::: Document extract

# Holiday memories



## Mikeymutt (Mar 15, 2014)

This old holiday shack,and it literally is a shack situated on the norfolk coast was an old holiday cottage,consisting of three bedrooms and a little kitchen,plus small diner.it also has as an extension which is an old railway carriage..it's only a small site but crammed with goodies dating from the seventies and eighties.the pics,hope you enjoy


----------



## mockingbird (Mar 15, 2014)

Nicely done


----------



## chazman (Mar 15, 2014)

Well done,good pics.were there any hairy food products in that fridge?


----------



## flyboys90 (Mar 15, 2014)

Wow the railway carriage looks some age& I bet this was a cracking holiday cottage in its day.Great photos thanks for sharing.


----------



## Partypebbles (Mar 15, 2014)

The yellow bed reminds me of my nana's bed. I love your photos.


----------



## krela (Mar 15, 2014)

Where's the pool?


----------



## Mikeymutt (Mar 15, 2014)

krela said:


> Where's the pool?



Lol krela..there is the sea a few feet away.


----------



## Mikeymutt (Mar 15, 2014)

Partypebbles said:


> The yellow bed reminds me of my nana's bed. I love your photos.



Thank you..my nan had a similar one..must be an older persons thing


----------



## Mikeymutt (Mar 15, 2014)

flyboys90 said:


> Wow the railway carriage looks some age& I bet this was a cracking holiday cottage in its day.Great photos thanks for sharing.

::::::
::: Listed entries

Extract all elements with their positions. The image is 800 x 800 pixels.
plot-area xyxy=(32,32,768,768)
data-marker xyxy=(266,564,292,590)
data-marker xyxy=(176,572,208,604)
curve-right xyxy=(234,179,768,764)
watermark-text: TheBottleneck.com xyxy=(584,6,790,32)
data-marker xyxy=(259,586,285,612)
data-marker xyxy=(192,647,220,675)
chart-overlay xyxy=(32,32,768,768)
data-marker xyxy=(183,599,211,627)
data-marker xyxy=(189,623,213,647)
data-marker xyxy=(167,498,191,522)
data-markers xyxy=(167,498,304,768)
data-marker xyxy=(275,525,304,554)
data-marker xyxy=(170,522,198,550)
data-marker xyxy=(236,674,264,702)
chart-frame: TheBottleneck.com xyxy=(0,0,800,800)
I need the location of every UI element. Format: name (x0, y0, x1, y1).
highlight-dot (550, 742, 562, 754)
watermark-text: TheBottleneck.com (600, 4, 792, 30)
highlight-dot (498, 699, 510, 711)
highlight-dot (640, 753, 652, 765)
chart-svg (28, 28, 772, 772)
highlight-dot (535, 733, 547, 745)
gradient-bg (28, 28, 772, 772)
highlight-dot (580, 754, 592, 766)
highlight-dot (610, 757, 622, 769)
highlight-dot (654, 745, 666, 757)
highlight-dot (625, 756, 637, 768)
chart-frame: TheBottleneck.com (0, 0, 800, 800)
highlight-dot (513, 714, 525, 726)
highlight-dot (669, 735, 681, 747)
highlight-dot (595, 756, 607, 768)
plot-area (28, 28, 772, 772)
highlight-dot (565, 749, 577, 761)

::::::

What you will do
[1] List the usernames of everyone who posted in the holiday memories thread, apart from the user who started it.
[2] According to the holiday memories thread, what is the cottage's extension?

Results of the exercise
[1] mockingbird, chazman, flyboys90, Partypebbles, krela

[2] An old railway carriage.